Each entry that follows is to be retyped exactly. Pictures do not belong in the copy.

◆ **INPUT RECORDS**:
#####
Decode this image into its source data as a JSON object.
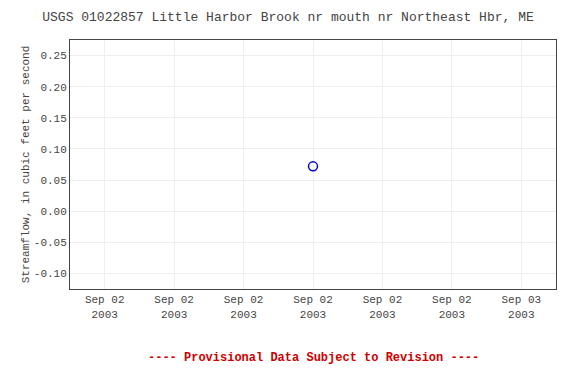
{
  "chart_data": {
    "type": "scatter",
    "title": "USGS 01022857 Little Harbor Brook nr mouth nr Northeast Hbr, ME",
    "y_label": "Streamflow, in cubic feet per second",
    "categories": [
      "Sep 02\n2003",
      "Sep 02\n2003",
      "Sep 02\n2003",
      "Sep 02\n2003",
      "Sep 02\n2003",
      "Sep 02\n2003",
      "Sep 03\n2003"
    ],
    "values": [
      null,
      null,
      null,
      0.072,
      null,
      null,
      null
    ],
    "color": "#0000cc",
    "marker": "circle",
    "ylim": [
      -0.125,
      0.275
    ],
    "yticks": [
      {
        "value": -0.1,
        "label": "-0.10"
      },
      -0.05,
      {
        "value": 0,
        "label": "0.00"
      },
      0.05,
      {
        "value": 0.1,
        "label": "0.10"
      },
      0.15,
      {
        "value": 0.2,
        "label": "0.20"
      },
      0.25
    ],
    "grid": true,
    "annotations": [
      {
        "text": "---- Provisional Data Subject to Revision ----",
        "color": "#cc0000"
      }
    ]
  }
}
#####
◆ **COMPLETE RESPONSE**:
Decode this image into its source data as a JSON object.
{
  "chart_data": {
    "type": "scatter",
    "title": "USGS 01022857 Little Harbor Brook nr mouth nr Northeast Hbr, ME",
    "y_label": "Streamflow, in cubic feet per second",
    "categories": [
      "Sep 02\n2003",
      "Sep 02\n2003",
      "Sep 02\n2003",
      "Sep 02\n2003",
      "Sep 02\n2003",
      "Sep 02\n2003",
      "Sep 03\n2003"
    ],
    "values": [
      null,
      null,
      null,
      0.072,
      null,
      null,
      null
    ],
    "color": "#0000cc",
    "marker": "circle",
    "ylim": [
      -0.125,
      0.275
    ],
    "yticks": [
      {
        "value": -0.1,
        "label": "-0.10"
      },
      -0.05,
      {
        "value": 0,
        "label": "0.00"
      },
      0.05,
      {
        "value": 0.1,
        "label": "0.10"
      },
      0.15,
      {
        "value": 0.2,
        "label": "0.20"
      },
      0.25
    ],
    "grid": true,
    "annotations": [
      {
        "text": "---- Provisional Data Subject to Revision ----",
        "color": "#cc0000"
      }
    ]
  }
}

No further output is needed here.